:: Listing ::

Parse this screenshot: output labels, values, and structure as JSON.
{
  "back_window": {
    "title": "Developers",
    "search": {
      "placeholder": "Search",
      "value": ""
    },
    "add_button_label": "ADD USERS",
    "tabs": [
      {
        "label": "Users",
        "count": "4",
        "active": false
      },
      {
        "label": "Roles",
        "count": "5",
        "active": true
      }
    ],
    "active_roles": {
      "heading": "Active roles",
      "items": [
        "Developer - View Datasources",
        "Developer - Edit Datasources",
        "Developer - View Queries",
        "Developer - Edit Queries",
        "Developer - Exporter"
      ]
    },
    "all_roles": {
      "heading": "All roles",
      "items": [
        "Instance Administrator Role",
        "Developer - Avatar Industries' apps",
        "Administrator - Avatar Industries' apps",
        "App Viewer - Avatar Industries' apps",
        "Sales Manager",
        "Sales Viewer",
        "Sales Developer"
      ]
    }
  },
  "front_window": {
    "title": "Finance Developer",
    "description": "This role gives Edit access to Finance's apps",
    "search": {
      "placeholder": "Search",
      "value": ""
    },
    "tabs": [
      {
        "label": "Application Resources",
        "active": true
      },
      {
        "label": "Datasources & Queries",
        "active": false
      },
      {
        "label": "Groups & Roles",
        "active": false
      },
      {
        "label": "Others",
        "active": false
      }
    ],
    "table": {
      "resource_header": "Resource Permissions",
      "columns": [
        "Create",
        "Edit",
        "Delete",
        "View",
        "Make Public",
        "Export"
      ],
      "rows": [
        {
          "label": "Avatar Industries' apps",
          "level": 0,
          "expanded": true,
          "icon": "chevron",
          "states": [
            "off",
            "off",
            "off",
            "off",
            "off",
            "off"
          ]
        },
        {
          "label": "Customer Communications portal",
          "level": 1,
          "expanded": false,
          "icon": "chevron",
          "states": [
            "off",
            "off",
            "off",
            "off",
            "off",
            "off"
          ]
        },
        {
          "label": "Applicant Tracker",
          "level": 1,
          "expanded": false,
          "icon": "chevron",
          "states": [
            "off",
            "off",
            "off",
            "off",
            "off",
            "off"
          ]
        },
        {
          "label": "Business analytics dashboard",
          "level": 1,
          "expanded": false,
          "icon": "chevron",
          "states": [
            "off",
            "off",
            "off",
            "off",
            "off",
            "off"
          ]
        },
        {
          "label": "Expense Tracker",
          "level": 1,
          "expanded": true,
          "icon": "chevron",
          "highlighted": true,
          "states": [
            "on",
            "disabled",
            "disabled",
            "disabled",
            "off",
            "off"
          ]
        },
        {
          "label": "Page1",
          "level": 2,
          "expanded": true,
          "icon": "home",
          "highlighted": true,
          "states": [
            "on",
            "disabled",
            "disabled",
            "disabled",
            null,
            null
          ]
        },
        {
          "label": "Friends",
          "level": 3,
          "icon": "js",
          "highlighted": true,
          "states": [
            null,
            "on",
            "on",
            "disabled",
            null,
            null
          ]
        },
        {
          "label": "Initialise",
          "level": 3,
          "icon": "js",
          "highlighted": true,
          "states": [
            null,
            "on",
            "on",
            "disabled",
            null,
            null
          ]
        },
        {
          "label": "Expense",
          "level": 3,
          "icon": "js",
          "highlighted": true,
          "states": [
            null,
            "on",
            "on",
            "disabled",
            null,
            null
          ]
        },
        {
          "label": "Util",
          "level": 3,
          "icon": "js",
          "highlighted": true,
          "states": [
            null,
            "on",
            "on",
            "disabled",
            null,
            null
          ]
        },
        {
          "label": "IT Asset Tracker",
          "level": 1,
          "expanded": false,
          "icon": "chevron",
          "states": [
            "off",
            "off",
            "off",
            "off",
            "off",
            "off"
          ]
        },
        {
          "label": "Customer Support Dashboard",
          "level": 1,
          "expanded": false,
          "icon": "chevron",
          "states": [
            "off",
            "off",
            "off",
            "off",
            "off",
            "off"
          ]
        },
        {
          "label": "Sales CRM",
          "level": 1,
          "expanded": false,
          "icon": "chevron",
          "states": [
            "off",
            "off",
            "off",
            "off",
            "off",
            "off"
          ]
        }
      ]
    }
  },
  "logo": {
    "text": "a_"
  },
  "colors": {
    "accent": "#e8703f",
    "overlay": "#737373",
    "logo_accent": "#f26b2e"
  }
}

:::

Exercise prompt:
Extract every record. Keep wording exact.

Output of the task:
Parse this screenshot: output labels, values, and structure as JSON.
{
  "back_window": {
    "title": "Developers",
    "search": {
      "placeholder": "Search",
      "value": ""
    },
    "add_button_label": "ADD USERS",
    "tabs": [
      {
        "label": "Users",
        "count": "4",
        "active": false
      },
      {
        "label": "Roles",
        "count": "5",
        "active": true
      }
    ],
    "active_roles": {
      "heading": "Active roles",
      "items": [
        "Developer - View Datasources",
        "Developer - Edit Datasources",
        "Developer - View Queries",
        "Developer - Edit Queries",
        "Developer - Exporter"
      ]
    },
    "all_roles": {
      "heading": "All roles",
      "items": [
        "Instance Administrator Role",
        "Developer - Avatar Industries' apps",
        "Administrator - Avatar Industries' apps",
        "App Viewer - Avatar Industries' apps",
        "Sales Manager",
        "Sales Viewer",
        "Sales Developer"
      ]
    }
  },
  "front_window": {
    "title": "Finance Developer",
    "description": "This role gives Edit access to Finance's apps",
    "search": {
      "placeholder": "Search",
      "value": ""
    },
    "tabs": [
      {
        "label": "Application Resources",
        "active": true
      },
      {
        "label": "Datasources & Queries",
        "active": false
      },
      {
        "label": "Groups & Roles",
        "active": false
      },
      {
        "label": "Others",
        "active": false
      }
    ],
    "table": {
      "resource_header": "Resource Permissions",
      "columns": [
        "Create",
        "Edit",
        "Delete",
        "View",
        "Make Public",
        "Export"
      ],
      "rows": [
        {
          "label": "Avatar Industries' apps",
          "level": 0,
          "expanded": true,
          "icon": "chevron",
          "states": [
            "off",
            "off",
            "off",
            "off",
            "off",
            "off"
          ]
        },
        {
          "label": "Customer Communications portal",
          "level": 1,
          "expanded": false,
          "icon": "chevron",
          "states": [
            "off",
            "off",
            "off",
            "off",
            "off",
            "off"
          ]
        },
        {
          "label": "Applicant Tracker",
          "level": 1,
          "expanded": false,
          "icon": "chevron",
          "states": [
            "off",
            "off",
            "off",
            "off",
            "off",
            "off"
          ]
        },
        {
          "label": "Business analytics dashboard",
          "level": 1,
          "expanded": false,
          "icon": "chevron",
          "states": [
            "off",
            "off",
            "off",
            "off",
            "off",
            "off"
          ]
        },
        {
          "label": "Expense Tracker",
          "level": 1,
          "expanded": true,
          "icon": "chevron",
          "highlighted": true,
          "states": [
            "on",
            "disabled",
            "disabled",
            "disabled",
            "off",
            "off"
          ]
        },
        {
          "label": "Page1",
          "level": 2,
          "expanded": true,
          "icon": "home",
          "highlighted": true,
          "states": [
            "on",
            "disabled",
            "disabled",
            "disabled",
            null,
            null
          ]
        },
        {
          "label": "Friends",
          "level": 3,
          "icon": "js",
          "highlighted": true,
          "states": [
            null,
            "on",
            "on",
            "disabled",
            null,
            null
          ]
        },
        {
          "label": "Initialise",
          "level": 3,
          "icon": "js",
          "highlighted": true,
          "states": [
            null,
            "on",
            "on",
            "disabled",
            null,
            null
          ]
        },
        {
          "label": "Expense",
          "level": 3,
          "icon": "js",
          "highlighted": true,
          "states": [
            null,
            "on",
            "on",
            "disabled",
            null,
            null
          ]
        },
        {
          "label": "Util",
          "level": 3,
          "icon": "js",
          "highlighted": true,
          "states": [
            null,
            "on",
            "on",
            "disabled",
            null,
            null
          ]
        },
        {
          "label": "IT Asset Tracker",
          "level": 1,
          "expanded": false,
          "icon": "chevron",
          "states": [
            "off",
            "off",
            "off",
            "off",
            "off",
            "off"
          ]
        },
        {
          "label": "Customer Support Dashboard",
          "level": 1,
          "expanded": false,
          "icon": "chevron",
          "states": [
            "off",
            "off",
            "off",
            "off",
            "off",
            "off"
          ]
        },
        {
          "label": "Sales CRM",
          "level": 1,
          "expanded": false,
          "icon": "chevron",
          "states": [
            "off",
            "off",
            "off",
            "off",
            "off",
            "off"
          ]
        }
      ]
    }
  },
  "logo": {
    "text": "a_"
  },
  "colors": {
    "accent": "#e8703f",
    "overlay": "#737373",
    "logo_accent": "#f26b2e"
  }
}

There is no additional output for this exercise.